OBJECTIVE:
Below are some records; repeat them all exactly, minus the pictures.

Stored data entries:
↓

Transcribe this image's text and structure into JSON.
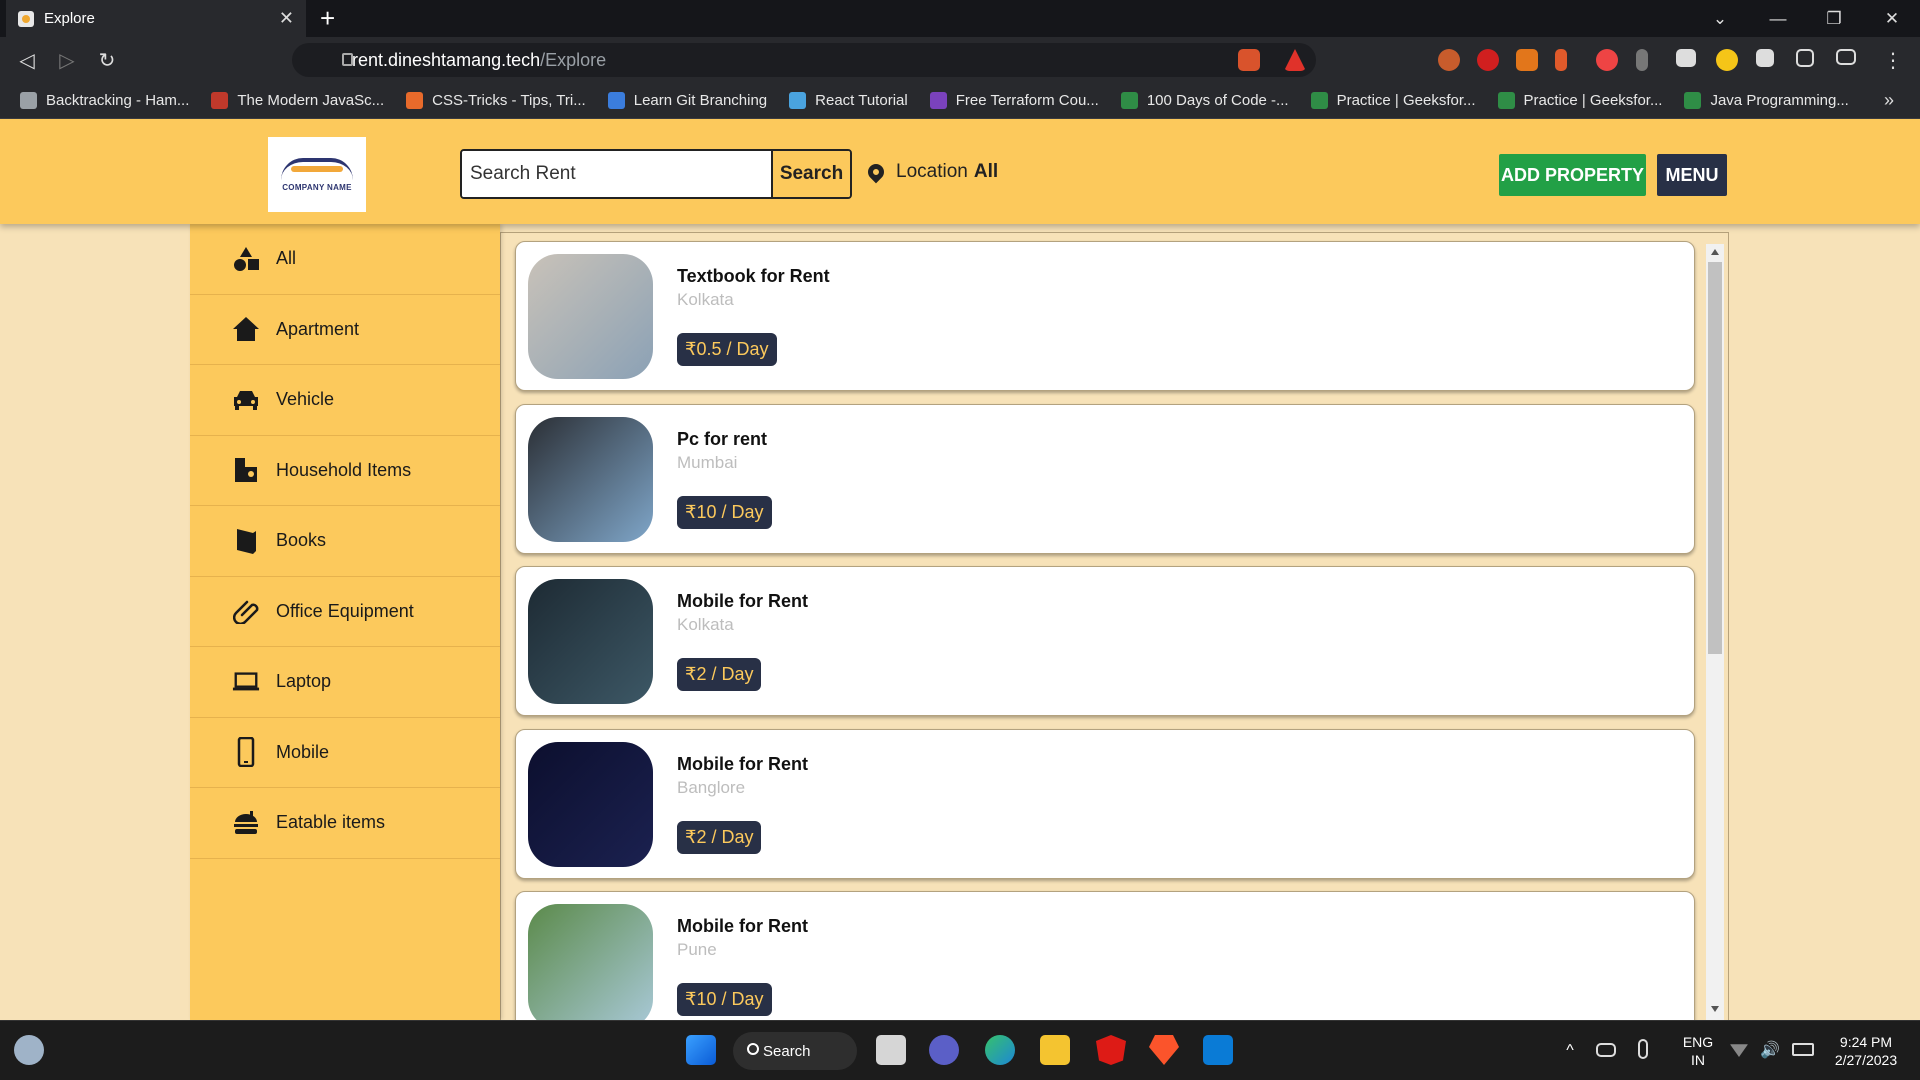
{
  "browser": {
    "tab_title": "Explore",
    "new_tab": "+",
    "url_host": "rent.dineshtamang.tech",
    "url_path": "/Explore",
    "bookmarks": [
      {
        "label": "Backtracking - Ham...",
        "color": "#9aa0a6"
      },
      {
        "label": "The Modern JavaSc...",
        "color": "#c0392b"
      },
      {
        "label": "CSS-Tricks - Tips, Tri...",
        "color": "#e86a2b"
      },
      {
        "label": "Learn Git Branching",
        "color": "#3b7ddd"
      },
      {
        "label": "React Tutorial",
        "color": "#4aa3df"
      },
      {
        "label": "Free Terraform Cou...",
        "color": "#7b42bc"
      },
      {
        "label": "100 Days of Code -...",
        "color": "#2f8d46"
      },
      {
        "label": "Practice | Geeksfor...",
        "color": "#2f8d46"
      },
      {
        "label": "Practice | Geeksfor...",
        "color": "#2f8d46"
      },
      {
        "label": "Java Programming...",
        "color": "#2f8d46"
      }
    ],
    "more": "»"
  },
  "header": {
    "logo_text": "COMPANY NAME",
    "search_placeholder": "Search Rent",
    "search_button": "Search",
    "location_label": "Location",
    "location_value": "All",
    "add_property": "ADD PROPERTY",
    "menu": "MENU"
  },
  "categories": [
    {
      "label": "All",
      "icon": "shapes-icon"
    },
    {
      "label": "Apartment",
      "icon": "home-icon"
    },
    {
      "label": "Vehicle",
      "icon": "car-icon"
    },
    {
      "label": "Household Items",
      "icon": "household-icon"
    },
    {
      "label": "Books",
      "icon": "book-icon"
    },
    {
      "label": "Office Equipment",
      "icon": "paperclip-icon"
    },
    {
      "label": "Laptop",
      "icon": "laptop-icon"
    },
    {
      "label": "Mobile",
      "icon": "mobile-icon"
    },
    {
      "label": "Eatable items",
      "icon": "burger-icon"
    }
  ],
  "listings": [
    {
      "title": "Textbook for Rent",
      "location": "Kolkata",
      "price": "₹0.5 / Day",
      "thumb_colors": [
        "#c9c2b8",
        "#8ba1b5"
      ]
    },
    {
      "title": "Pc for rent",
      "location": "Mumbai",
      "price": "₹10 / Day",
      "thumb_colors": [
        "#2b2f35",
        "#7fa6c9"
      ]
    },
    {
      "title": "Mobile for Rent",
      "location": "Kolkata",
      "price": "₹2 / Day",
      "thumb_colors": [
        "#1d2a33",
        "#3d5866"
      ]
    },
    {
      "title": "Mobile for Rent",
      "location": "Banglore",
      "price": "₹2 / Day",
      "thumb_colors": [
        "#0c0f2e",
        "#1b2150"
      ]
    },
    {
      "title": "Mobile for Rent",
      "location": "Pune",
      "price": "₹10 / Day",
      "thumb_colors": [
        "#5b8a4a",
        "#a9c9d8"
      ]
    }
  ],
  "taskbar": {
    "search": "Search",
    "lang_top": "ENG",
    "lang_bottom": "IN",
    "time": "9:24 PM",
    "date": "2/27/2023"
  },
  "colors": {
    "header_bg": "#fcc95c",
    "page_bg": "#f7e2b8",
    "price_bg": "#283046",
    "add_property_bg": "#22a046"
  }
}
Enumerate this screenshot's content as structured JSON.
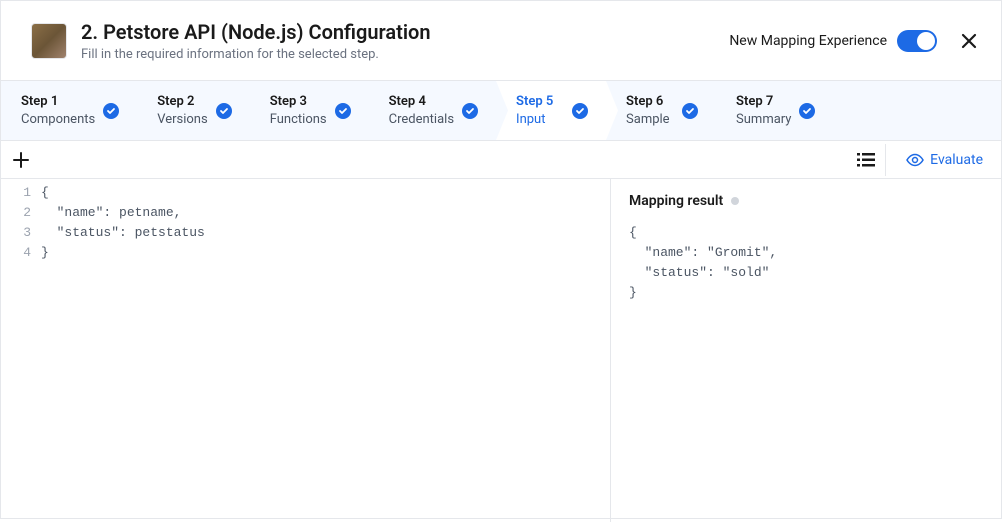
{
  "header": {
    "title": "2. Petstore API (Node.js) Configuration",
    "subtitle": "Fill in the required information for the selected step.",
    "toggle_label": "New Mapping Experience",
    "toggle_on": true
  },
  "stepper": {
    "active_index": 4,
    "steps": [
      {
        "title": "Step 1",
        "sub": "Components",
        "done": true
      },
      {
        "title": "Step 2",
        "sub": "Versions",
        "done": true
      },
      {
        "title": "Step 3",
        "sub": "Functions",
        "done": true
      },
      {
        "title": "Step 4",
        "sub": "Credentials",
        "done": true
      },
      {
        "title": "Step 5",
        "sub": "Input",
        "done": true
      },
      {
        "title": "Step 6",
        "sub": "Sample",
        "done": true
      },
      {
        "title": "Step 7",
        "sub": "Summary",
        "done": true
      }
    ]
  },
  "toolbar": {
    "evaluate_label": "Evaluate"
  },
  "editor": {
    "lines": [
      "{",
      "  \"name\": petname,",
      "  \"status\": petstatus",
      "}"
    ]
  },
  "result": {
    "title": "Mapping result",
    "body": "{\n  \"name\": \"Gromit\",\n  \"status\": \"sold\"\n}"
  }
}
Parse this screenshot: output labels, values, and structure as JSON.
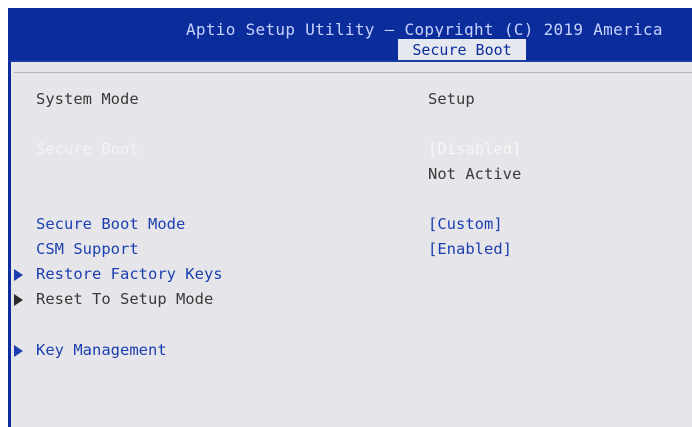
{
  "header": {
    "title": "Aptio Setup Utility – Copyright (C) 2019 America",
    "active_tab": "Secure Boot"
  },
  "settings": [
    {
      "label": "System Mode",
      "value": "Setup"
    },
    {
      "label": "Secure Boot",
      "value": "[Disabled]"
    },
    {
      "label": "",
      "value": "Not Active"
    },
    {
      "label": "Secure Boot Mode",
      "value": "[Custom]"
    },
    {
      "label": "CSM Support",
      "value": "[Enabled]"
    }
  ],
  "submenus": [
    {
      "label": "Restore Factory Keys"
    },
    {
      "label": "Reset To Setup Mode"
    },
    {
      "label": "Key Management"
    }
  ],
  "colors": {
    "header_background": "#0b2d9c",
    "panel_background": "#e6e6ea",
    "selectable_text": "#1c3fb0",
    "static_text": "#3a3a3a"
  },
  "icons": {
    "submenu_arrow": "triangle-right-icon"
  }
}
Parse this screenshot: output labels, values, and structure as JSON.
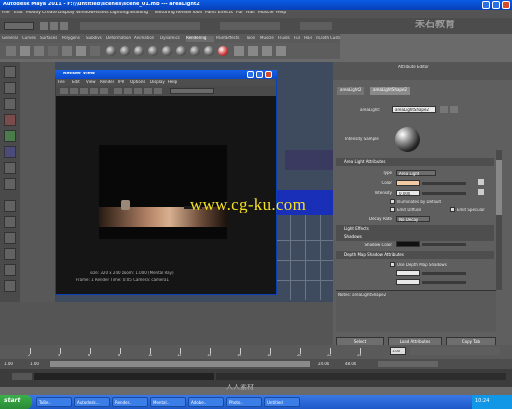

↑

RESPONSE TO THE EXERCISE:
Transcribe this image's text and structure into JSON.
{
  "browser": {
    "tab_title": "Explore",
    "new_tab": "+",
    "url_host": "rent.dineshtamang.tech",
    "url_path": "/Explore",
    "bookmarks": [
      {
        "label": "Backtracking - Ham...",
        "color": "#9aa0a6"
      },
      {
        "label": "The Modern JavaSc...",
        "color": "#c0392b"
      },
      {
        "label": "CSS-Tricks - Tips, Tri...",
        "color": "#e86a2b"
      },
      {
        "label": "Learn Git Branching",
        "color": "#3b7ddd"
      },
      {
        "label": "React Tutorial",
        "color": "#4aa3df"
      },
      {
        "label": "Free Terraform Cou...",
        "color": "#7b42bc"
      },
      {
        "label": "100 Days of Code -...",
        "color": "#2f8d46"
      },
      {
        "label": "Practice | Geeksfor...",
        "color": "#2f8d46"
      },
      {
        "label": "Practice | Geeksfor...",
        "color": "#2f8d46"
      },
      {
        "label": "Java Programming...",
        "color": "#2f8d46"
      }
    ],
    "more": "»"
  },
  "header": {
    "logo_text": "COMPANY NAME",
    "search_placeholder": "Search Rent",
    "search_button": "Search",
    "location_label": "Location",
    "location_value": "All",
    "add_property": "ADD PROPERTY",
    "menu": "MENU"
  },
  "categories": [
    {
      "label": "All",
      "icon": "shapes-icon"
    },
    {
      "label": "Apartment",
      "icon": "home-icon"
    },
    {
      "label": "Vehicle",
      "icon": "car-icon"
    },
    {
      "label": "Household Items",
      "icon": "household-icon"
    },
    {
      "label": "Books",
      "icon": "book-icon"
    },
    {
      "label": "Office Equipment",
      "icon": "paperclip-icon"
    },
    {
      "label": "Laptop",
      "icon": "laptop-icon"
    },
    {
      "label": "Mobile",
      "icon": "mobile-icon"
    },
    {
      "label": "Eatable items",
      "icon": "burger-icon"
    }
  ],
  "listings": [
    {
      "title": "Textbook for Rent",
      "location": "Kolkata",
      "price": "₹0.5 / Day",
      "thumb_colors": [
        "#c9c2b8",
        "#8ba1b5"
      ]
    },
    {
      "title": "Pc for rent",
      "location": "Mumbai",
      "price": "₹10 / Day",
      "thumb_colors": [
        "#2b2f35",
        "#7fa6c9"
      ]
    },
    {
      "title": "Mobile for Rent",
      "location": "Kolkata",
      "price": "₹2 / Day",
      "thumb_colors": [
        "#1d2a33",
        "#3d5866"
      ]
    },
    {
      "title": "Mobile for Rent",
      "location": "Banglore",
      "price": "₹2 / Day",
      "thumb_colors": [
        "#0c0f2e",
        "#1b2150"
      ]
    },
    {
      "title": "Mobile for Rent",
      "location": "Pune",
      "price": "₹10 / Day",
      "thumb_colors": [
        "#5b8a4a",
        "#a9c9d8"
      ]
    }
  ],
  "taskbar": {
    "search": "Search",
    "lang_top": "ENG",
    "lang_bottom": "IN",
    "time": "9:24 PM",
    "date": "2/27/2023"
  },
  "colors": {
    "header_bg": "#fcc95c",
    "page_bg": "#f7e2b8",
    "price_bg": "#283046",
    "add_property_bg": "#22a046"
  }
}
Enumerate this screenshot's content as structured JSON.
{
  "header": {
    "title": "2. Petstore API (Node.js) Configuration",
    "subtitle": "Fill in the required information for the selected step.",
    "toggle_label": "New Mapping Experience",
    "toggle_on": true
  },
  "stepper": {
    "active_index": 4,
    "steps": [
      {
        "title": "Step 1",
        "sub": "Components",
        "done": true
      },
      {
        "title": "Step 2",
        "sub": "Versions",
        "done": true
      },
      {
        "title": "Step 3",
        "sub": "Functions",
        "done": true
      },
      {
        "title": "Step 4",
        "sub": "Credentials",
        "done": true
      },
      {
        "title": "Step 5",
        "sub": "Input",
        "done": true
      },
      {
        "title": "Step 6",
        "sub": "Sample",
        "done": true
      },
      {
        "title": "Step 7",
        "sub": "Summary",
        "done": true
      }
    ]
  },
  "toolbar": {
    "evaluate_label": "Evaluate"
  },
  "editor": {
    "lines": [
      "{",
      "  \"name\": petname,",
      "  \"status\": petstatus",
      "}"
    ]
  },
  "result": {
    "title": "Mapping result",
    "body": "{\n  \"name\": \"Gromit\",\n  \"status\": \"sold\"\n}"
  }
}
Parse this screenshot: output labels, values, and structure as JSON.
{
  "header": {
    "title": "Aptio Setup Utility – Copyright (C) 2019 America",
    "active_tab": "Secure Boot"
  },
  "settings": [
    {
      "label": "System Mode",
      "value": "Setup"
    },
    {
      "label": "Secure Boot",
      "value": "[Disabled]"
    },
    {
      "label": "",
      "value": "Not Active"
    },
    {
      "label": "Secure Boot Mode",
      "value": "[Custom]"
    },
    {
      "label": "CSM Support",
      "value": "[Enabled]"
    }
  ],
  "submenus": [
    {
      "label": "Restore Factory Keys"
    },
    {
      "label": "Reset To Setup Mode"
    },
    {
      "label": "Key Management"
    }
  ],
  "colors": {
    "header_background": "#0b2d9c",
    "panel_background": "#e6e6ea",
    "selectable_text": "#1c3fb0",
    "static_text": "#3a3a3a"
  },
  "icons": {
    "submenu_arrow": "triangle-right-icon"
  }
}
Parse this screenshot: output labels, values, and structure as JSON.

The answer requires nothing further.